• [AIM OF THE EXERCISE]
Write out every record below exactly as it appears.

• [RECORDS TO PROCESS]
## BEGIN
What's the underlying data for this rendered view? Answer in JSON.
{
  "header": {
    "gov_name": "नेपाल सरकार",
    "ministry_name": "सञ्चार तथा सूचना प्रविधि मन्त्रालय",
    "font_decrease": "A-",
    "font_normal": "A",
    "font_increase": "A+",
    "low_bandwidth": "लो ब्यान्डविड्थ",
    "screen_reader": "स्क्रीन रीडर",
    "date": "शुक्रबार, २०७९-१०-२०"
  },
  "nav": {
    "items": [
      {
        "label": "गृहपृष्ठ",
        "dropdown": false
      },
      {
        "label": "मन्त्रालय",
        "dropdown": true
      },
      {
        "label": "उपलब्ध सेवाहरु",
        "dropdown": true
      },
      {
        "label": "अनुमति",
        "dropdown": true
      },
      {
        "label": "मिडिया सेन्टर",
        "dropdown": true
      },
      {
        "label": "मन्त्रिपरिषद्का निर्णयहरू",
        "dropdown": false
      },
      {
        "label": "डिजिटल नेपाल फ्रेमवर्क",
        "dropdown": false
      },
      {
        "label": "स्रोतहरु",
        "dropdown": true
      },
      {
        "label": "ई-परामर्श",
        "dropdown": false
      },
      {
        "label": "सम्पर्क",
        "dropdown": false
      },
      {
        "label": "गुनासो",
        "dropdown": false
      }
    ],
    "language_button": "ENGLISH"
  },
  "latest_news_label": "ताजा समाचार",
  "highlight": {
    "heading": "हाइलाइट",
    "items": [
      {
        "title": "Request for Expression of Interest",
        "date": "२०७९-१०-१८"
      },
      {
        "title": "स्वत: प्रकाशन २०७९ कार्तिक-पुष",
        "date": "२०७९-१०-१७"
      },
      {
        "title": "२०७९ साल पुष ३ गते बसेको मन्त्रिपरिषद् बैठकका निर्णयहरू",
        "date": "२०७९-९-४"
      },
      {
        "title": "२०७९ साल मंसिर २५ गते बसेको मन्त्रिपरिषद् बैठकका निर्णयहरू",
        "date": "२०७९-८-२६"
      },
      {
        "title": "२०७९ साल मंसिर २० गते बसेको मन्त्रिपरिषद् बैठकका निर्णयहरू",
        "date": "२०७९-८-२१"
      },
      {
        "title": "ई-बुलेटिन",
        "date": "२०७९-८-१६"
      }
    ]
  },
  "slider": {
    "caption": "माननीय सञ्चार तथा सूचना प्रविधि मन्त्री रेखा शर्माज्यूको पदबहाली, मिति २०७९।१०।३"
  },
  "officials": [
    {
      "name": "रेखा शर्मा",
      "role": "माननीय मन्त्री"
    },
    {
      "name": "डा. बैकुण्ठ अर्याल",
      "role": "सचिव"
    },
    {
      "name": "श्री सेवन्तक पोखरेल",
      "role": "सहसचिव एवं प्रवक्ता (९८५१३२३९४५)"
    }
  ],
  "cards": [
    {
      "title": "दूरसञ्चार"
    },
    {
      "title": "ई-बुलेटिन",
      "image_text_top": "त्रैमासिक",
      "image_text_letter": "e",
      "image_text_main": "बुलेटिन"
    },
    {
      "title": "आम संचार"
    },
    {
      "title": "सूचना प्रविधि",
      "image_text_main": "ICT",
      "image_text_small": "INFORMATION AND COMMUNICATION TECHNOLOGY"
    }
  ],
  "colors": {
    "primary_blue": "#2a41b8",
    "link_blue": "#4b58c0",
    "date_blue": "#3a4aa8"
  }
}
## END
• [ANSWER BELOW]
What's the underlying data for this rendered view? Answer in JSON.
{
  "header": {
    "gov_name": "नेपाल सरकार",
    "ministry_name": "सञ्चार तथा सूचना प्रविधि मन्त्रालय",
    "font_decrease": "A-",
    "font_normal": "A",
    "font_increase": "A+",
    "low_bandwidth": "लो ब्यान्डविड्थ",
    "screen_reader": "स्क्रीन रीडर",
    "date": "शुक्रबार, २०७९-१०-२०"
  },
  "nav": {
    "items": [
      {
        "label": "गृहपृष्ठ",
        "dropdown": false
      },
      {
        "label": "मन्त्रालय",
        "dropdown": true
      },
      {
        "label": "उपलब्ध सेवाहरु",
        "dropdown": true
      },
      {
        "label": "अनुमति",
        "dropdown": true
      },
      {
        "label": "मिडिया सेन्टर",
        "dropdown": true
      },
      {
        "label": "मन्त्रिपरिषद्का निर्णयहरू",
        "dropdown": false
      },
      {
        "label": "डिजिटल नेपाल फ्रेमवर्क",
        "dropdown": false
      },
      {
        "label": "स्रोतहरु",
        "dropdown": true
      },
      {
        "label": "ई-परामर्श",
        "dropdown": false
      },
      {
        "label": "सम्पर्क",
        "dropdown": false
      },
      {
        "label": "गुनासो",
        "dropdown": false
      }
    ],
    "language_button": "ENGLISH"
  },
  "latest_news_label": "ताजा समाचार",
  "highlight": {
    "heading": "हाइलाइट",
    "items": [
      {
        "title": "Request for Expression of Interest",
        "date": "२०७९-१०-१८"
      },
      {
        "title": "स्वत: प्रकाशन २०७९ कार्तिक-पुष",
        "date": "२०७९-१०-१७"
      },
      {
        "title": "२०७९ साल पुष ३ गते बसेको मन्त्रिपरिषद् बैठकका निर्णयहरू",
        "date": "२०७९-९-४"
      },
      {
        "title": "२०७९ साल मंसिर २५ गते बसेको मन्त्रिपरिषद् बैठकका निर्णयहरू",
        "date": "२०७९-८-२६"
      },
      {
        "title": "२०७९ साल मंसिर २० गते बसेको मन्त्रिपरिषद् बैठकका निर्णयहरू",
        "date": "२०७९-८-२१"
      },
      {
        "title": "ई-बुलेटिन",
        "date": "२०७९-८-१६"
      }
    ]
  },
  "slider": {
    "caption": "माननीय सञ्चार तथा सूचना प्रविधि मन्त्री रेखा शर्माज्यूको पदबहाली, मिति २०७९।१०।३"
  },
  "officials": [
    {
      "name": "रेखा शर्मा",
      "role": "माननीय मन्त्री"
    },
    {
      "name": "डा. बैकुण्ठ अर्याल",
      "role": "सचिव"
    },
    {
      "name": "श्री सेवन्तक पोखरेल",
      "role": "सहसचिव एवं प्रवक्ता (९८५१३२३९४५)"
    }
  ],
  "cards": [
    {
      "title": "दूरसञ्चार"
    },
    {
      "title": "ई-बुलेटिन",
      "image_text_top": "त्रैमासिक",
      "image_text_letter": "e",
      "image_text_main": "बुलेटिन"
    },
    {
      "title": "आम संचार"
    },
    {
      "title": "सूचना प्रविधि",
      "image_text_main": "ICT",
      "image_text_small": "INFORMATION AND COMMUNICATION TECHNOLOGY"
    }
  ],
  "colors": {
    "primary_blue": "#2a41b8",
    "link_blue": "#4b58c0",
    "date_blue": "#3a4aa8"
  }
}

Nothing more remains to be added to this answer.